> _Task description_
Look through the material below. Copy each line that contains the string "structured".

> _Input records_
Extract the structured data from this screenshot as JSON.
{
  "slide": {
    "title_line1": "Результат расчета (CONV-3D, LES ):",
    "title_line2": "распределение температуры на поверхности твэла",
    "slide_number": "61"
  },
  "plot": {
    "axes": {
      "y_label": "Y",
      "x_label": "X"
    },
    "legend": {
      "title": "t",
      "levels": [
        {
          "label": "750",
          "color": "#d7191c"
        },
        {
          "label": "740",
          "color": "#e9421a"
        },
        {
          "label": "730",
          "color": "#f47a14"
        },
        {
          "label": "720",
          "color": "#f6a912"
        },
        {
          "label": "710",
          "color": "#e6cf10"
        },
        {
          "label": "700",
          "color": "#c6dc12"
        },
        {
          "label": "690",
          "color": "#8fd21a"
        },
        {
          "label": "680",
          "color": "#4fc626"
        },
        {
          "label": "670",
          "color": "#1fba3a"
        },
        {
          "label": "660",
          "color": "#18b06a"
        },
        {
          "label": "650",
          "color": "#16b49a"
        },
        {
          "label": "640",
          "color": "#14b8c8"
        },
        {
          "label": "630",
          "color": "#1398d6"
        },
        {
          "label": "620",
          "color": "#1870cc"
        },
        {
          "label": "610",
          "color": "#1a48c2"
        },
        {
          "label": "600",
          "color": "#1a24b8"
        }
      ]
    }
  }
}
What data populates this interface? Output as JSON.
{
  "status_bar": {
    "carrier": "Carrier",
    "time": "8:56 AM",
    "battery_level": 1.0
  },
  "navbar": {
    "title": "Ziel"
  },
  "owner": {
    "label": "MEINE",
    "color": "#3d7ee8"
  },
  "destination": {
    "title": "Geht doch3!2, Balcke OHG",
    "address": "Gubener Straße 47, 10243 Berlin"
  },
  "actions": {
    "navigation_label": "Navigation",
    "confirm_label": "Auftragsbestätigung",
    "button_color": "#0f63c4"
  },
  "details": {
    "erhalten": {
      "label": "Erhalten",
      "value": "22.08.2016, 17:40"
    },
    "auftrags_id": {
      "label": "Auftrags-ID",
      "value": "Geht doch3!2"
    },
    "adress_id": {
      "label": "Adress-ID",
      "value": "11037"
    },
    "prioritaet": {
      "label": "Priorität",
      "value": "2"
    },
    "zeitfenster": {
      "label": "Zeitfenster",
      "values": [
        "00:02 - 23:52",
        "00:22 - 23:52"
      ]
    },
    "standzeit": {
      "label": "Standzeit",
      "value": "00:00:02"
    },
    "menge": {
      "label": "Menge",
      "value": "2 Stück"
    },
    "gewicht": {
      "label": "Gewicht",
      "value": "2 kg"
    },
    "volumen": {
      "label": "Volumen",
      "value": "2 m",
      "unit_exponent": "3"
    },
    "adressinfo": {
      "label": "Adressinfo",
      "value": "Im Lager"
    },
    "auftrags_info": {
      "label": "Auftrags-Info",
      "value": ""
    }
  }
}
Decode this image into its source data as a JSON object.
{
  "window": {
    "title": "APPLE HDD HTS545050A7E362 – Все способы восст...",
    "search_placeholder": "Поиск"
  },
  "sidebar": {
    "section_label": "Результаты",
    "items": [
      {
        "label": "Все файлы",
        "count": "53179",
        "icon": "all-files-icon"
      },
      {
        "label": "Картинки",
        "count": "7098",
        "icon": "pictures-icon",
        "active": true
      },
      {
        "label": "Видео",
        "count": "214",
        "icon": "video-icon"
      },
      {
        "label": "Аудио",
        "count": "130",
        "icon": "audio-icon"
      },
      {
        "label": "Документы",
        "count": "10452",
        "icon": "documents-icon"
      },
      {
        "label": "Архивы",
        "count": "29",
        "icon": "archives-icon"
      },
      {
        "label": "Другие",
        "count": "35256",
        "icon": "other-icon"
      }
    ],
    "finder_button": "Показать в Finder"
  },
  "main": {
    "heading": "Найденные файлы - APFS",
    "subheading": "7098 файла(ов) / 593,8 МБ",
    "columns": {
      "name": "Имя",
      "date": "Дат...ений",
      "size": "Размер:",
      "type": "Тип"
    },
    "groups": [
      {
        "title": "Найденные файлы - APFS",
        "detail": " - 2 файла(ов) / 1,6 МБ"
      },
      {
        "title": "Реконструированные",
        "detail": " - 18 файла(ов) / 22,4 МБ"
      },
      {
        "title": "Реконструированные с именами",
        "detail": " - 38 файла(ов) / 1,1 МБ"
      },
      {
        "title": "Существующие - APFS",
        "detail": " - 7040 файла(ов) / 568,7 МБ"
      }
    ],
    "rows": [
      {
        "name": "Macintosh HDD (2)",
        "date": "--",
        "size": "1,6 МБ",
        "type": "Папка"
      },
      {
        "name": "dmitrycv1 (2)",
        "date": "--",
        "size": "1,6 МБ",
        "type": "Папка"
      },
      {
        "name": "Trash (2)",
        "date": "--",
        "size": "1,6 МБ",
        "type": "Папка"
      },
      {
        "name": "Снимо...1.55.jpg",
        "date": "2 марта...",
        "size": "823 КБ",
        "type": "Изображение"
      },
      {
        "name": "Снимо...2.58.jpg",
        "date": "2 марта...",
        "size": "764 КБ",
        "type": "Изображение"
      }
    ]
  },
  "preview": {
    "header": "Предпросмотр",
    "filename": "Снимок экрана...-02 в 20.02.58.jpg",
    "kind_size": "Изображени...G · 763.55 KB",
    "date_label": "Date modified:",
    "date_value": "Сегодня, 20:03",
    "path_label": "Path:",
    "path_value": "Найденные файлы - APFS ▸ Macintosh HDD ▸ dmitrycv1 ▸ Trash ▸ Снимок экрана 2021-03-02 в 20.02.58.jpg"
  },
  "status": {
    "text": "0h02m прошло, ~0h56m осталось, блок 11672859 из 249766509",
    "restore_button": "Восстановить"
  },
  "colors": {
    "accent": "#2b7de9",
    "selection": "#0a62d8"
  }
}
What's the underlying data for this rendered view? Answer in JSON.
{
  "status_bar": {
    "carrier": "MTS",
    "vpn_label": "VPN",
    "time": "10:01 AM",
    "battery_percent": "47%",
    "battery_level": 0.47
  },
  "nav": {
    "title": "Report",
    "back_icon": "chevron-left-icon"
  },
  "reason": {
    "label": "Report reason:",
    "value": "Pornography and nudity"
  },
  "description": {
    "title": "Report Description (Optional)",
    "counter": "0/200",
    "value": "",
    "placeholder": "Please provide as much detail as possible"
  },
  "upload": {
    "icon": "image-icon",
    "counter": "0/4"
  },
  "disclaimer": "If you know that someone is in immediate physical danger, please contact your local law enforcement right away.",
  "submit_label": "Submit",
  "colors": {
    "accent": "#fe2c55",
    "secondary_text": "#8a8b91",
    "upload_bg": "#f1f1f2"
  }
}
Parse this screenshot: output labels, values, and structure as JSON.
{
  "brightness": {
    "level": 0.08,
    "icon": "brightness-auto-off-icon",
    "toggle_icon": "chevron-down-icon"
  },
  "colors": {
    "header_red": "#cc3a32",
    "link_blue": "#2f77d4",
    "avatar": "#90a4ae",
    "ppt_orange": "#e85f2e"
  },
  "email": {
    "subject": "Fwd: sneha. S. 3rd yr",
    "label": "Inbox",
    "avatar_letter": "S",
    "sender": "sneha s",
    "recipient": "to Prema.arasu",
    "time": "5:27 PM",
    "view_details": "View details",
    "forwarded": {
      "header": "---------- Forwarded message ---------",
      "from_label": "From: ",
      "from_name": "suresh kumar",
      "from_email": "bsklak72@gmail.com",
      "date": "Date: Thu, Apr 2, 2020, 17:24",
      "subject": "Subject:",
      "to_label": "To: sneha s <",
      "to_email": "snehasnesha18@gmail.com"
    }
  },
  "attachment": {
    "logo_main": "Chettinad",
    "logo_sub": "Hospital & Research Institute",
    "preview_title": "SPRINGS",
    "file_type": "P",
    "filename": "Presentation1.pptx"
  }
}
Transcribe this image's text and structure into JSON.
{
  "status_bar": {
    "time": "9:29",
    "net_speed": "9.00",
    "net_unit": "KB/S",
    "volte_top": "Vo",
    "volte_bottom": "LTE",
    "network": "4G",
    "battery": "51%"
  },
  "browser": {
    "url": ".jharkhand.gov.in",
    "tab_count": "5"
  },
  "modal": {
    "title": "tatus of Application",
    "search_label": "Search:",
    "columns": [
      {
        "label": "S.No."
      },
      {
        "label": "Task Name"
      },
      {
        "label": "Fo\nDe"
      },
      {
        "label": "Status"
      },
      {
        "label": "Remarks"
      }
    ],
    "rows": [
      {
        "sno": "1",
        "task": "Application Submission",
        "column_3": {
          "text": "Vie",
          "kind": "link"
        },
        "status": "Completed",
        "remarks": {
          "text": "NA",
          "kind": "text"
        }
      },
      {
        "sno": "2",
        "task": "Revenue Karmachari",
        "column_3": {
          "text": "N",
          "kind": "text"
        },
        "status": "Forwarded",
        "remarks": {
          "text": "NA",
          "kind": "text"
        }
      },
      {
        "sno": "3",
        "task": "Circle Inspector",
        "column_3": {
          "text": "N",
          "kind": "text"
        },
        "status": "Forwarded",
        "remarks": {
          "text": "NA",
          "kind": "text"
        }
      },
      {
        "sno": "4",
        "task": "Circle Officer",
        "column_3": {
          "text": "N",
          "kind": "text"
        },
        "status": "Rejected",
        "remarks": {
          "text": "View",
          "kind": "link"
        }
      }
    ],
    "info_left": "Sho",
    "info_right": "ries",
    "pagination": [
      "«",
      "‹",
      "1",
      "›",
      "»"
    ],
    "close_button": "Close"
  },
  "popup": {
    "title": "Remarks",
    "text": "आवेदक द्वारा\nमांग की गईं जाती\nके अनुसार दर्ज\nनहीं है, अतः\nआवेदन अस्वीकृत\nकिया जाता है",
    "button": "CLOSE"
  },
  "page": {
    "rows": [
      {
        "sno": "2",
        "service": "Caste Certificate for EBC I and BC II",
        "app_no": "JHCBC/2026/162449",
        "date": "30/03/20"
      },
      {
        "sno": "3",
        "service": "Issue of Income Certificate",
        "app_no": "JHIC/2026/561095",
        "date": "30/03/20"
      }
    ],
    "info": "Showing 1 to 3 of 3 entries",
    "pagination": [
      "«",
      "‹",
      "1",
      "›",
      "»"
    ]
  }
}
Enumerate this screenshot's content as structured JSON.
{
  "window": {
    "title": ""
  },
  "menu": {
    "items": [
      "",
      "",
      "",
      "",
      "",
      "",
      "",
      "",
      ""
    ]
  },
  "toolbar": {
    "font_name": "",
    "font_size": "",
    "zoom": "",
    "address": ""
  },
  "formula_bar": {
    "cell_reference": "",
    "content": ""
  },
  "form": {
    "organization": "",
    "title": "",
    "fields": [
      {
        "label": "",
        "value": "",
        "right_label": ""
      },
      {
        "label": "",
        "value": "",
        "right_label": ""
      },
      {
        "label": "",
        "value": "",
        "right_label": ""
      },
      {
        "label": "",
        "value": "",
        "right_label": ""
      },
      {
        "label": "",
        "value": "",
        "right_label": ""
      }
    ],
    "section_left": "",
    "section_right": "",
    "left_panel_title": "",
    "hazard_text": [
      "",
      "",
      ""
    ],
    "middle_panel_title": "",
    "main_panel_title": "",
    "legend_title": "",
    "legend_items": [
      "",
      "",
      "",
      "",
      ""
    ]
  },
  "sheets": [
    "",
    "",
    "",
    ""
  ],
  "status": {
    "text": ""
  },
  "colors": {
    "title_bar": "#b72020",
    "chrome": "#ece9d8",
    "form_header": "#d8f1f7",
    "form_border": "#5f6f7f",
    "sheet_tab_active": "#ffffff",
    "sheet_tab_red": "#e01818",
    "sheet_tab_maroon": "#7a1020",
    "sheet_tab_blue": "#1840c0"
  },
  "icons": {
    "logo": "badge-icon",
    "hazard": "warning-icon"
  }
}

> _Written solution_
Extract the structured data from this screenshot as JSON.
Enumerate this screenshot's content as structured JSON.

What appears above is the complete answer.